(Given exercise)
Skip the pictures. Transcribe the rest of the data below without changing a word.

(Exercise inputs)

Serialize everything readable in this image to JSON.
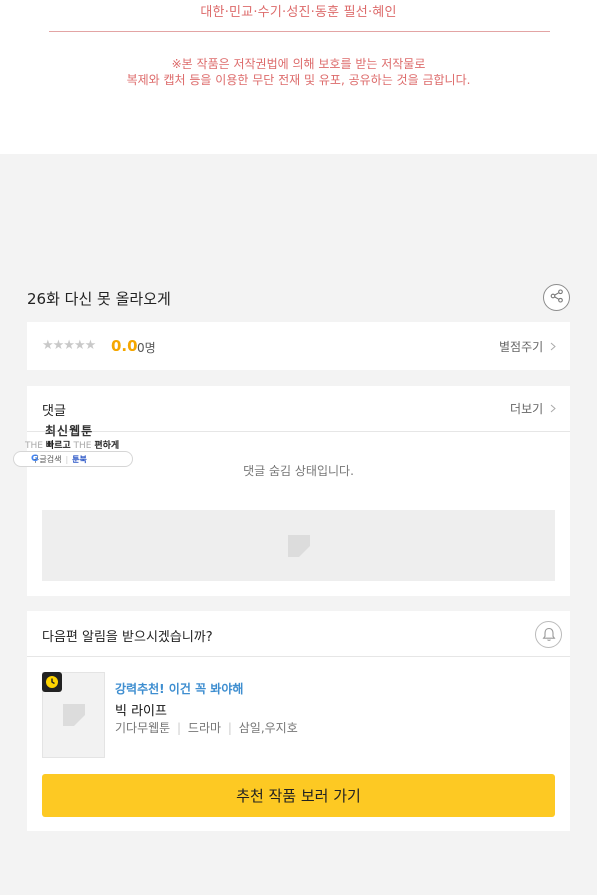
{
  "credits": {
    "line": "대한·민교·수기·성진·동훈   필선·혜인"
  },
  "copyright": {
    "line1": "※본 작품은 저작권법에 의해 보호를 받는 저작물로",
    "line2": "복제와 캡처 등을 이용한 무단 전재 및 유포, 공유하는 것을 금합니다."
  },
  "episode": {
    "title": "26화 다신 못 올라오게"
  },
  "rating": {
    "stars": "★★★★★",
    "score": "0.0",
    "count": "0명",
    "rate_link": "별점주기"
  },
  "comments": {
    "heading": "댓글",
    "more_link": "더보기",
    "hidden_message": "댓글 숨김 상태입니다."
  },
  "overlay_banner": {
    "title": "최신웹툰",
    "sub_the1": "THE",
    "sub_fast": "빠르고",
    "sub_the2": "THE",
    "sub_easy": "편하게",
    "google_mark": "G",
    "google_label": "구글검색",
    "toonbook_label": "툰북"
  },
  "alarm": {
    "question": "다음편 알림을 받으시겠습니까?"
  },
  "recommendation": {
    "tag": "강력추천! 이건 꼭 봐야해",
    "title": "빅 라이프",
    "meta_platform": "기다무웹툰",
    "meta_genre": "드라마",
    "meta_authors": "삼일,우지호",
    "cta_label": "추천 작품 보러 가기"
  },
  "colors": {
    "accent_yellow": "#fdc923",
    "score_orange": "#f5a700",
    "credit_red": "#dd6b6b",
    "tag_blue": "#3e8ed0"
  },
  "icons": [
    "share-icon",
    "bell-icon",
    "clock-icon",
    "image-placeholder-icon",
    "chevron-right-icon"
  ]
}
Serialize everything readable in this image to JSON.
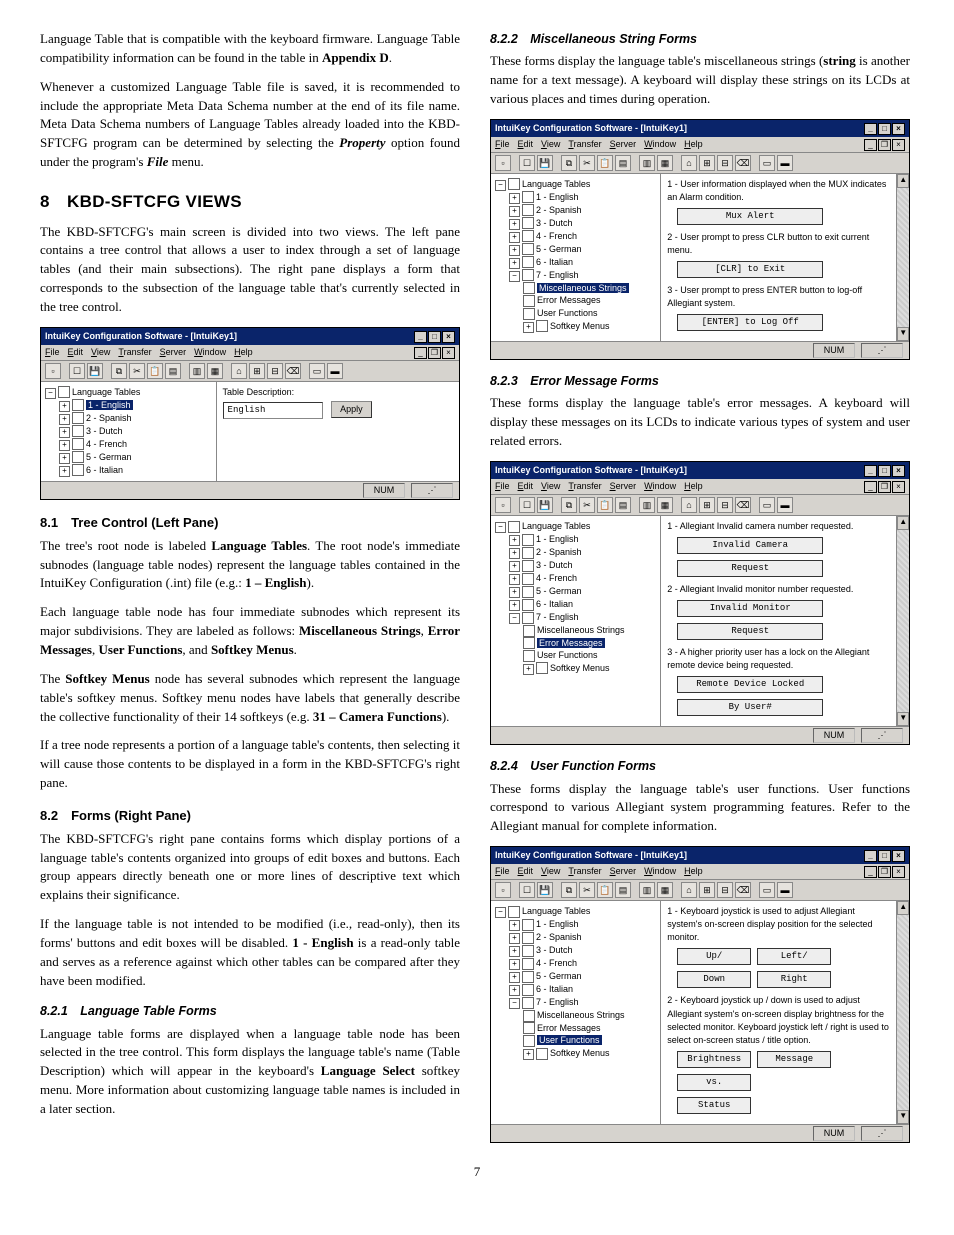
{
  "intro": {
    "p1a": "Language Table that is compatible with the keyboard firmware. Language Table compatibility information can be found in the table in ",
    "p1b": "Appendix D",
    "p1c": ".",
    "p2a": "Whenever a customized Language Table file is saved, it is recommended to include the appropriate Meta Data Schema number at the end of its file name. Meta Data Schema numbers of Language Tables already loaded into the KBD-SFTCFG program can be determined by selecting the ",
    "p2b": "Property",
    "p2c": " option found under the program's ",
    "p2d": "File",
    "p2e": " menu."
  },
  "sec8": {
    "heading": "8 KBD-SFTCFG VIEWS",
    "p1": "The KBD-SFTCFG's main screen is divided into two views. The left pane contains a tree control that allows a user to index through a set of language tables (and their main subsections). The right pane displays a form that corresponds to the subsection of the language table that's currently selected in the tree control."
  },
  "win": {
    "title": "IntuiKey Configuration Software - [IntuiKey1]",
    "menus": [
      "File",
      "Edit",
      "View",
      "Transfer",
      "Server",
      "Window",
      "Help"
    ],
    "rootnode": "Language Tables",
    "langs6": [
      "1 - English",
      "2 - Spanish",
      "3 - Dutch",
      "4 - French",
      "5 - German",
      "6 - Italian"
    ],
    "langs7": [
      "1 - English",
      "2 - Spanish",
      "3 - Dutch",
      "4 - French",
      "5 - German",
      "6 - Italian",
      "7 - English"
    ],
    "subnodes": [
      "Miscellaneous Strings",
      "Error Messages",
      "User Functions",
      "Softkey Menus"
    ],
    "status": "NUM"
  },
  "shot1": {
    "desc_label": "Table Description:",
    "desc_value": "English",
    "apply": "Apply",
    "selected": "1 - English"
  },
  "s81": {
    "heading": "8.1 Tree Control (Left Pane)",
    "p1a": "The tree's root node is labeled ",
    "p1b": "Language Tables",
    "p1c": ". The root node's immediate subnodes (language table nodes) represent the language tables contained in the IntuiKey Configuration (.int) file (e.g.: ",
    "p1d": "1 – English",
    "p1e": ").",
    "p2a": "Each language table node has four immediate subnodes which represent its major subdivisions. They are labeled as follows: ",
    "p2b": "Miscellaneous Strings",
    "p2c": ", ",
    "p2d": "Error Messages",
    "p2e": ", ",
    "p2f": "User Functions",
    "p2g": ", and ",
    "p2h": "Softkey Menus",
    "p2i": ".",
    "p3a": "The ",
    "p3b": "Softkey Menus",
    "p3c": " node has several subnodes which represent the language table's softkey menus. Softkey menu nodes have labels that generally describe the collective functionality of their 14 softkeys (e.g. ",
    "p3d": "31 – Camera Functions",
    "p3e": ").",
    "p4": "If a tree node represents a portion of a language table's contents, then selecting it will cause those contents to be displayed in a form in the KBD-SFTCFG's right pane."
  },
  "s82": {
    "heading": "8.2 Forms (Right Pane)",
    "p1": "The KBD-SFTCFG's right pane contains forms which display portions of a language table's contents organized into groups of edit boxes and buttons. Each group appears directly beneath one or more lines of descriptive text which explains their significance.",
    "p2a": "If the language table is not intended to be modified (i.e., read-only), then its forms' buttons and edit boxes will be disabled. ",
    "p2b": "1 - English",
    "p2c": " is a read-only table and serves as a reference against which other tables can be compared after they have been modified."
  },
  "s821": {
    "heading": "8.2.1 Language Table Forms",
    "p1a": "Language table forms are displayed when a language table node has been selected in the tree control. This form displays the language table's name (Table Description) which will appear in the keyboard's ",
    "p1b": "Language Select",
    "p1c": " softkey menu. More information about customizing language table names is included in a later section."
  },
  "s822": {
    "heading": "8.2.2 Miscellaneous String Forms",
    "p1a": "These forms display the language table's miscellaneous strings (",
    "p1b": "string",
    "p1c": " is another name for a text message). A keyboard will display these strings on its LCDs at various places and times during operation."
  },
  "shot2": {
    "selected": "Miscellaneous Strings",
    "i1": "1 - User information displayed when the MUX indicates an Alarm condition.",
    "l1": "Mux Alert",
    "i2": "2 - User prompt to press CLR button to exit current menu.",
    "l2": "[CLR] to Exit",
    "i3": "3 - User prompt to press ENTER button to log-off Allegiant system.",
    "l3": "[ENTER] to Log Off"
  },
  "s823": {
    "heading": "8.2.3 Error Message Forms",
    "p1": "These forms display the language table's error messages. A keyboard will display these messages on its LCDs to indicate various types of system and user related errors."
  },
  "shot3": {
    "selected": "Error Messages",
    "i1": "1 - Allegiant Invalid camera number requested.",
    "l1a": "Invalid Camera",
    "l1b": "Request",
    "i2": "2 - Allegiant Invalid monitor number requested.",
    "l2a": "Invalid Monitor",
    "l2b": "Request",
    "i3": "3 - A higher priority user has a lock on the Allegiant remote device being requested.",
    "l3a": "Remote Device Locked",
    "l3b": "By User#"
  },
  "s824": {
    "heading": "8.2.4 User Function Forms",
    "p1": "These forms display the language table's user functions. User functions correspond to various Allegiant system programming features. Refer to the Allegiant manual for complete information."
  },
  "shot4": {
    "selected": "User Functions",
    "i1": "1 - Keyboard joystick is used to adjust Allegiant system's on-screen display position for the selected monitor.",
    "l1a": "Up/",
    "l1b": "Left/",
    "l1c": "Down",
    "l1d": "Right",
    "i2": "2 - Keyboard joystick up / down is used to adjust Allegiant system's on-screen display brightness for the selected monitor. Keyboard joystick left / right is used to select on-screen status / title option.",
    "l2a": "Brightness",
    "l2b": "Message",
    "l2c": "vs.",
    "l2d": "Status"
  },
  "page": "7"
}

(Correct result)
Serialize everything readable in this image to JSON.
{
  "credits": {
    "line": "대한·민교·수기·성진·동훈   필선·혜인"
  },
  "copyright": {
    "line1": "※본 작품은 저작권법에 의해 보호를 받는 저작물로",
    "line2": "복제와 캡처 등을 이용한 무단 전재 및 유포, 공유하는 것을 금합니다."
  },
  "episode": {
    "title": "26화 다신 못 올라오게"
  },
  "rating": {
    "stars": "★★★★★",
    "score": "0.0",
    "count": "0명",
    "rate_link": "별점주기"
  },
  "comments": {
    "heading": "댓글",
    "more_link": "더보기",
    "hidden_message": "댓글 숨김 상태입니다."
  },
  "overlay_banner": {
    "title": "최신웹툰",
    "sub_the1": "THE",
    "sub_fast": "빠르고",
    "sub_the2": "THE",
    "sub_easy": "편하게",
    "google_mark": "G",
    "google_label": "구글검색",
    "toonbook_label": "툰북"
  },
  "alarm": {
    "question": "다음편 알림을 받으시겠습니까?"
  },
  "recommendation": {
    "tag": "강력추천! 이건 꼭 봐야해",
    "title": "빅 라이프",
    "meta_platform": "기다무웹툰",
    "meta_genre": "드라마",
    "meta_authors": "삼일,우지호",
    "cta_label": "추천 작품 보러 가기"
  },
  "colors": {
    "accent_yellow": "#fdc923",
    "score_orange": "#f5a700",
    "credit_red": "#dd6b6b",
    "tag_blue": "#3e8ed0"
  },
  "icons": [
    "share-icon",
    "bell-icon",
    "clock-icon",
    "image-placeholder-icon",
    "chevron-right-icon"
  ]
}
Serialize everything readable in this image to JSON.
{
  "intro": {
    "p1a": "Language Table that is compatible with the keyboard firmware. Language Table compatibility information can be found in the table in ",
    "p1b": "Appendix D",
    "p1c": ".",
    "p2a": "Whenever a customized Language Table file is saved, it is recommended to include the appropriate Meta Data Schema number at the end of its file name. Meta Data Schema numbers of Language Tables already loaded into the KBD-SFTCFG program can be determined by selecting the ",
    "p2b": "Property",
    "p2c": " option found under the program's ",
    "p2d": "File",
    "p2e": " menu."
  },
  "sec8": {
    "heading": "8 KBD-SFTCFG VIEWS",
    "p1": "The KBD-SFTCFG's main screen is divided into two views. The left pane contains a tree control that allows a user to index through a set of language tables (and their main subsections). The right pane displays a form that corresponds to the subsection of the language table that's currently selected in the tree control."
  },
  "win": {
    "title": "IntuiKey Configuration Software - [IntuiKey1]",
    "menus": [
      "File",
      "Edit",
      "View",
      "Transfer",
      "Server",
      "Window",
      "Help"
    ],
    "rootnode": "Language Tables",
    "langs6": [
      "1 - English",
      "2 - Spanish",
      "3 - Dutch",
      "4 - French",
      "5 - German",
      "6 - Italian"
    ],
    "langs7": [
      "1 - English",
      "2 - Spanish",
      "3 - Dutch",
      "4 - French",
      "5 - German",
      "6 - Italian",
      "7 - English"
    ],
    "subnodes": [
      "Miscellaneous Strings",
      "Error Messages",
      "User Functions",
      "Softkey Menus"
    ],
    "status": "NUM"
  },
  "shot1": {
    "desc_label": "Table Description:",
    "desc_value": "English",
    "apply": "Apply",
    "selected": "1 - English"
  },
  "s81": {
    "heading": "8.1 Tree Control (Left Pane)",
    "p1a": "The tree's root node is labeled ",
    "p1b": "Language Tables",
    "p1c": ". The root node's immediate subnodes (language table nodes) represent the language tables contained in the IntuiKey Configuration (.int) file (e.g.: ",
    "p1d": "1 – English",
    "p1e": ").",
    "p2a": "Each language table node has four immediate subnodes which represent its major subdivisions. They are labeled as follows: ",
    "p2b": "Miscellaneous Strings",
    "p2c": ", ",
    "p2d": "Error Messages",
    "p2e": ", ",
    "p2f": "User Functions",
    "p2g": ", and ",
    "p2h": "Softkey Menus",
    "p2i": ".",
    "p3a": "The ",
    "p3b": "Softkey Menus",
    "p3c": " node has several subnodes which represent the language table's softkey menus. Softkey menu nodes have labels that generally describe the collective functionality of their 14 softkeys (e.g. ",
    "p3d": "31 – Camera Functions",
    "p3e": ").",
    "p4": "If a tree node represents a portion of a language table's contents, then selecting it will cause those contents to be displayed in a form in the KBD-SFTCFG's right pane."
  },
  "s82": {
    "heading": "8.2 Forms (Right Pane)",
    "p1": "The KBD-SFTCFG's right pane contains forms which display portions of a language table's contents organized into groups of edit boxes and buttons. Each group appears directly beneath one or more lines of descriptive text which explains their significance.",
    "p2a": "If the language table is not intended to be modified (i.e., read-only), then its forms' buttons and edit boxes will be disabled. ",
    "p2b": "1 - English",
    "p2c": " is a read-only table and serves as a reference against which other tables can be compared after they have been modified."
  },
  "s821": {
    "heading": "8.2.1 Language Table Forms",
    "p1a": "Language table forms are displayed when a language table node has been selected in the tree control. This form displays the language table's name (Table Description) which will appear in the keyboard's ",
    "p1b": "Language Select",
    "p1c": " softkey menu. More information about customizing language table names is included in a later section."
  },
  "s822": {
    "heading": "8.2.2 Miscellaneous String Forms",
    "p1a": "These forms display the language table's miscellaneous strings (",
    "p1b": "string",
    "p1c": " is another name for a text message). A keyboard will display these strings on its LCDs at various places and times during operation."
  },
  "shot2": {
    "selected": "Miscellaneous Strings",
    "i1": "1 - User information displayed when the MUX indicates an Alarm condition.",
    "l1": "Mux Alert",
    "i2": "2 - User prompt to press CLR button to exit current menu.",
    "l2": "[CLR] to Exit",
    "i3": "3 - User prompt to press ENTER button to log-off Allegiant system.",
    "l3": "[ENTER] to Log Off"
  },
  "s823": {
    "heading": "8.2.3 Error Message Forms",
    "p1": "These forms display the language table's error messages. A keyboard will display these messages on its LCDs to indicate various types of system and user related errors."
  },
  "shot3": {
    "selected": "Error Messages",
    "i1": "1 - Allegiant Invalid camera number requested.",
    "l1a": "Invalid Camera",
    "l1b": "Request",
    "i2": "2 - Allegiant Invalid monitor number requested.",
    "l2a": "Invalid Monitor",
    "l2b": "Request",
    "i3": "3 - A higher priority user has a lock on the Allegiant remote device being requested.",
    "l3a": "Remote Device Locked",
    "l3b": "By User#"
  },
  "s824": {
    "heading": "8.2.4 User Function Forms",
    "p1": "These forms display the language table's user functions. User functions correspond to various Allegiant system programming features. Refer to the Allegiant manual for complete information."
  },
  "shot4": {
    "selected": "User Functions",
    "i1": "1 - Keyboard joystick is used to adjust Allegiant system's on-screen display position for the selected monitor.",
    "l1a": "Up/",
    "l1b": "Left/",
    "l1c": "Down",
    "l1d": "Right",
    "i2": "2 - Keyboard joystick up / down is used to adjust Allegiant system's on-screen display brightness for the selected monitor. Keyboard joystick left / right is used to select on-screen status / title option.",
    "l2a": "Brightness",
    "l2b": "Message",
    "l2c": "vs.",
    "l2d": "Status"
  },
  "page": "7"
}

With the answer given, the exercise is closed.